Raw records
* BEGIN *
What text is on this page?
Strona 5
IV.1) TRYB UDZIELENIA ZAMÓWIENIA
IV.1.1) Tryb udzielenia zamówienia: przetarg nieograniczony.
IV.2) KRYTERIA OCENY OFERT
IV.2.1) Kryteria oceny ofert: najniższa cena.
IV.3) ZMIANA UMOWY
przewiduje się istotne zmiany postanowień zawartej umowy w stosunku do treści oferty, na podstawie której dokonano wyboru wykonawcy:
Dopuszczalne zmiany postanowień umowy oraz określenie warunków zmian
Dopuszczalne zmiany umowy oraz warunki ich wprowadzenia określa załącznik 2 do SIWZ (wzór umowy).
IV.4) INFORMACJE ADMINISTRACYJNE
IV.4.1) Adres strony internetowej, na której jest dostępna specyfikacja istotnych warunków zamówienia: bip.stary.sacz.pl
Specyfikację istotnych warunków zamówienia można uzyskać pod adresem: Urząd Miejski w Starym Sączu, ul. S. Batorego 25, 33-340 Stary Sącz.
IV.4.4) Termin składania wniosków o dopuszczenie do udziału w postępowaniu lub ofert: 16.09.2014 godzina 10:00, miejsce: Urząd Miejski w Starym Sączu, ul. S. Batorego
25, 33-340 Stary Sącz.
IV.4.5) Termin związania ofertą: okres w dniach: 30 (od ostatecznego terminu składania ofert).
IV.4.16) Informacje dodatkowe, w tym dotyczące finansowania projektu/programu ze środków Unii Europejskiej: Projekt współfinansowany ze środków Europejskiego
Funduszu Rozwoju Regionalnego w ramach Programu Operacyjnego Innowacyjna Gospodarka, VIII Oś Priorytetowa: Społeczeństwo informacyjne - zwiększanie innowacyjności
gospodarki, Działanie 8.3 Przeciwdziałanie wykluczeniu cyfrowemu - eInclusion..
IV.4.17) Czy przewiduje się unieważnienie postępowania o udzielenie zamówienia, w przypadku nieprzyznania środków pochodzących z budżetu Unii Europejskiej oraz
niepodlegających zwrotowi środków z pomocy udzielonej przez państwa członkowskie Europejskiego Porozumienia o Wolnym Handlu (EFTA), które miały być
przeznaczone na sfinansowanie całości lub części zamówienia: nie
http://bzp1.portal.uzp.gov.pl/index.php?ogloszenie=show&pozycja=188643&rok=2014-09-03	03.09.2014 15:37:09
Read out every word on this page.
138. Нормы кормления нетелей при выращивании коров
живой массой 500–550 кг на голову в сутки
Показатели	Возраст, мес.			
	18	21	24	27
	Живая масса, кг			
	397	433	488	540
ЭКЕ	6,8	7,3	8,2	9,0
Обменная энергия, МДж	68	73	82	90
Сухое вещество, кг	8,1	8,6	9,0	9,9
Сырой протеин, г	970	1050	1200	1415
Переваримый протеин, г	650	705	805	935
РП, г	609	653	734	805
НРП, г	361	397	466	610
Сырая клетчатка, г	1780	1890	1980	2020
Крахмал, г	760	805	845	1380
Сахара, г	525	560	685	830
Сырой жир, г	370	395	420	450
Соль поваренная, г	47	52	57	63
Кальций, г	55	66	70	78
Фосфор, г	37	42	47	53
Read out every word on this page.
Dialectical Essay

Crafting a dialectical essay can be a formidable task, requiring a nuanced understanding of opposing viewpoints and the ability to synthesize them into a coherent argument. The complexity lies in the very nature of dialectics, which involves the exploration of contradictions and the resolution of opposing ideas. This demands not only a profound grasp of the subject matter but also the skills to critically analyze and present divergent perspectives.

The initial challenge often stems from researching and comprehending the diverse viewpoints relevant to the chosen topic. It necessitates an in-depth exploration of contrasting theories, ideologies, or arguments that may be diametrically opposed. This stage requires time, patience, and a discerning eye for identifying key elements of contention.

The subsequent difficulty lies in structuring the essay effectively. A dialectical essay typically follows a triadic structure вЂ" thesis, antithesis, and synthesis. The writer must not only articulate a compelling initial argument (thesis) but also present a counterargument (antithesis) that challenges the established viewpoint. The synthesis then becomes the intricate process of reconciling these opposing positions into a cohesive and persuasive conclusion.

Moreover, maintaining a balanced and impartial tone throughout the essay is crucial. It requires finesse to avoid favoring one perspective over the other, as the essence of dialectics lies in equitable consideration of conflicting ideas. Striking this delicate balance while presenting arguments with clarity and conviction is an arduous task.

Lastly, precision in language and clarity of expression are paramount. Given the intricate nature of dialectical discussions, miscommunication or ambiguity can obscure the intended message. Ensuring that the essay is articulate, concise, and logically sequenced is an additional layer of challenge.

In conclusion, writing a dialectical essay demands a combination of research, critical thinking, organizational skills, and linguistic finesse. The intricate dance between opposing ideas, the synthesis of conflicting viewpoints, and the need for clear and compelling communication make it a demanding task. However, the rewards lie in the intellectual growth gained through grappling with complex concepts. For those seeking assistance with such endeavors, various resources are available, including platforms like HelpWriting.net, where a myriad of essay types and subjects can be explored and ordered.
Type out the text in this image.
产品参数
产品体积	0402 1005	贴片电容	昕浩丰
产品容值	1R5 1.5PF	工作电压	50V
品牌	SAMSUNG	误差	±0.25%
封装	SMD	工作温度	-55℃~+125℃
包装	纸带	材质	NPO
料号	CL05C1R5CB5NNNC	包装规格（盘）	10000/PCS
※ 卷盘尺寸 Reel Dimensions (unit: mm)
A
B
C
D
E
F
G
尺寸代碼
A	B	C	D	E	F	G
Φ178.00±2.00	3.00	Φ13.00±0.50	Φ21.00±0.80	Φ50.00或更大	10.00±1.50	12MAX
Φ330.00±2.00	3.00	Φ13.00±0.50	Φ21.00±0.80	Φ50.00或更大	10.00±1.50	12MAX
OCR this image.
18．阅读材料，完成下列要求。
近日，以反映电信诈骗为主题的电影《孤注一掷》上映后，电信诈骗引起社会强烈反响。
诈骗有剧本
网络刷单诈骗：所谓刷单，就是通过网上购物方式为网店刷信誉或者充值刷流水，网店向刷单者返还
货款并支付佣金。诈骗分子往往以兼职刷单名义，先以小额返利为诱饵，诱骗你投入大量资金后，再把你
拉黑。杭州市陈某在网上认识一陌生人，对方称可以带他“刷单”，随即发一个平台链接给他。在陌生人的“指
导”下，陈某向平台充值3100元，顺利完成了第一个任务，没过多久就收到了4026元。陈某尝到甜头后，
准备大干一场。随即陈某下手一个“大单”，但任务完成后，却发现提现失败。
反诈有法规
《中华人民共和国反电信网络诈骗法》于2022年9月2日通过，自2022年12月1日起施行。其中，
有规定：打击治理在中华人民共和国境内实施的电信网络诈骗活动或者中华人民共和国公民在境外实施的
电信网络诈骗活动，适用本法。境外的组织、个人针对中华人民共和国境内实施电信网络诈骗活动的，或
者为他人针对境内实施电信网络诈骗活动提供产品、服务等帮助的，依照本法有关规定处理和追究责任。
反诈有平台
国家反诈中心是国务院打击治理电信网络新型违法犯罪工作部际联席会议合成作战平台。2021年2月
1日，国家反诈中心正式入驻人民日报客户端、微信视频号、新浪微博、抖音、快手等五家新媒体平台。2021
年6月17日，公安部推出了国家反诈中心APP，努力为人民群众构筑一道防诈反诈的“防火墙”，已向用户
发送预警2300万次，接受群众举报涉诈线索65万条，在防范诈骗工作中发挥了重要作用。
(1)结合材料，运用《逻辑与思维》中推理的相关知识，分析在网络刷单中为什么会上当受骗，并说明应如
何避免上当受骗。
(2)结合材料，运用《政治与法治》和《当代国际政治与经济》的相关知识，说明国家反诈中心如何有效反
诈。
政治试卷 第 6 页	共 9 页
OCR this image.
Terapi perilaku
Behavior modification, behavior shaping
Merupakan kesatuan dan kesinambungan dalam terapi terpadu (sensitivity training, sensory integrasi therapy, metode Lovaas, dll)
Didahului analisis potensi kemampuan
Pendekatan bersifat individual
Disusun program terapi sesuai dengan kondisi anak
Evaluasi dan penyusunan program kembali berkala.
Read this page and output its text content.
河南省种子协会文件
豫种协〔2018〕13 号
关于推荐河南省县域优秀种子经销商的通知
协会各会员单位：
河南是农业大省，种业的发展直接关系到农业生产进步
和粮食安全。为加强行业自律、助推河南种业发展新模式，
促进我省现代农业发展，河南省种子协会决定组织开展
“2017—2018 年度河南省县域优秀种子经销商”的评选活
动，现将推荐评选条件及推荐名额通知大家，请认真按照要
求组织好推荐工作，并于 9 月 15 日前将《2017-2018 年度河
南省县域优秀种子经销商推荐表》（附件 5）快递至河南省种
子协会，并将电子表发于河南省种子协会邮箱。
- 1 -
* END *
EXERCISE GOAL -
Locate all lines holding the word "Termin", then copy them out.

REPLY TO THE EXERCISE -
IV.4.4) Termin składania wniosków o dopuszczenie do udziału w postępowaniu lub ofert: 16.09.2014 godzina 10:00, miejsce: Urząd Miejski w Starym Sączu, ul. S. Batorego
IV.4.5) Termin związania ofertą: okres w dniach: 30 (od ostatecznego terminu składania ofert).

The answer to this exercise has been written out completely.